- WHAT THIS TASK INVOLVES
Write out the whole listing again, exactly as given.

- SUPPLIED MATERIAL
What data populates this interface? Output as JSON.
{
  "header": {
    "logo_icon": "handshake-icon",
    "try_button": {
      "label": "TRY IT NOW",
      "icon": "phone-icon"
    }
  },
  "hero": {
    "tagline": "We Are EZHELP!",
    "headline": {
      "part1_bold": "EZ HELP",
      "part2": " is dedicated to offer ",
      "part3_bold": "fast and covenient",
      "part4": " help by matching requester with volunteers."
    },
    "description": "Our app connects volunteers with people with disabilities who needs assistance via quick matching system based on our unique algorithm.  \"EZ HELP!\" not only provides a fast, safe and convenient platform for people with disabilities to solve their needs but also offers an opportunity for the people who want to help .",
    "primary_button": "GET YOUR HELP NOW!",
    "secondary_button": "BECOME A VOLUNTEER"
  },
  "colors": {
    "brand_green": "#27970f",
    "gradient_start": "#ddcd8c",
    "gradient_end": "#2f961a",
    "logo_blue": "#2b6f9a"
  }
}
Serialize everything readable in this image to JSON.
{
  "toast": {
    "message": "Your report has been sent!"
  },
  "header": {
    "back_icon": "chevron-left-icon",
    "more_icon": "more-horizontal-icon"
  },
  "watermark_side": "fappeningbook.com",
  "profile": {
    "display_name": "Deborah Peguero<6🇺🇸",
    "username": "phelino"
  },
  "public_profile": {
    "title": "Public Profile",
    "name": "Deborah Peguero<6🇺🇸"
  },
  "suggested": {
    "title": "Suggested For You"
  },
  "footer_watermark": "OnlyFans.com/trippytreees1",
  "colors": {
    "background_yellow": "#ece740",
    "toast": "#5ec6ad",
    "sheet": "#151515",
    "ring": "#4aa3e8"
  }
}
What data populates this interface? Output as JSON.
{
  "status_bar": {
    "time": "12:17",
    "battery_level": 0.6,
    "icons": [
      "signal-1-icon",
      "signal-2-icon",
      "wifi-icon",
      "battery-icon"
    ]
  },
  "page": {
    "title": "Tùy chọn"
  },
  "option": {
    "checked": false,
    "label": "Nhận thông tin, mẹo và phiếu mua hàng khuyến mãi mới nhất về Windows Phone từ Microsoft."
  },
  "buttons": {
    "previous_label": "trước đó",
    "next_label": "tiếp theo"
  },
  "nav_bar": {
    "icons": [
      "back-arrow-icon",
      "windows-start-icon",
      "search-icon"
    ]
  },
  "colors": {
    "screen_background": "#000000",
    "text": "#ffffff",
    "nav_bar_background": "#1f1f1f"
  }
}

- CORRECT OUTPUT
What data populates this interface? Output as JSON.
{
  "header": {
    "logo_icon": "handshake-icon",
    "try_button": {
      "label": "TRY IT NOW",
      "icon": "phone-icon"
    }
  },
  "hero": {
    "tagline": "We Are EZHELP!",
    "headline": {
      "part1_bold": "EZ HELP",
      "part2": " is dedicated to offer ",
      "part3_bold": "fast and covenient",
      "part4": " help by matching requester with volunteers."
    },
    "description": "Our app connects volunteers with people with disabilities who needs assistance via quick matching system based on our unique algorithm.  \"EZ HELP!\" not only provides a fast, safe and convenient platform for people with disabilities to solve their needs but also offers an opportunity for the people who want to help .",
    "primary_button": "GET YOUR HELP NOW!",
    "secondary_button": "BECOME A VOLUNTEER"
  },
  "colors": {
    "brand_green": "#27970f",
    "gradient_start": "#ddcd8c",
    "gradient_end": "#2f961a",
    "logo_blue": "#2b6f9a"
  }
}
Serialize everything readable in this image to JSON.
{
  "toast": {
    "message": "Your report has been sent!"
  },
  "header": {
    "back_icon": "chevron-left-icon",
    "more_icon": "more-horizontal-icon"
  },
  "watermark_side": "fappeningbook.com",
  "profile": {
    "display_name": "Deborah Peguero<6🇺🇸",
    "username": "phelino"
  },
  "public_profile": {
    "title": "Public Profile",
    "name": "Deborah Peguero<6🇺🇸"
  },
  "suggested": {
    "title": "Suggested For You"
  },
  "footer_watermark": "OnlyFans.com/trippytreees1",
  "colors": {
    "background_yellow": "#ece740",
    "toast": "#5ec6ad",
    "sheet": "#151515",
    "ring": "#4aa3e8"
  }
}
What data populates this interface? Output as JSON.
{
  "status_bar": {
    "time": "12:17",
    "battery_level": 0.6,
    "icons": [
      "signal-1-icon",
      "signal-2-icon",
      "wifi-icon",
      "battery-icon"
    ]
  },
  "page": {
    "title": "Tùy chọn"
  },
  "option": {
    "checked": false,
    "label": "Nhận thông tin, mẹo và phiếu mua hàng khuyến mãi mới nhất về Windows Phone từ Microsoft."
  },
  "buttons": {
    "previous_label": "trước đó",
    "next_label": "tiếp theo"
  },
  "nav_bar": {
    "icons": [
      "back-arrow-icon",
      "windows-start-icon",
      "search-icon"
    ]
  },
  "colors": {
    "screen_background": "#000000",
    "text": "#ffffff",
    "nav_bar_background": "#1f1f1f"
  }
}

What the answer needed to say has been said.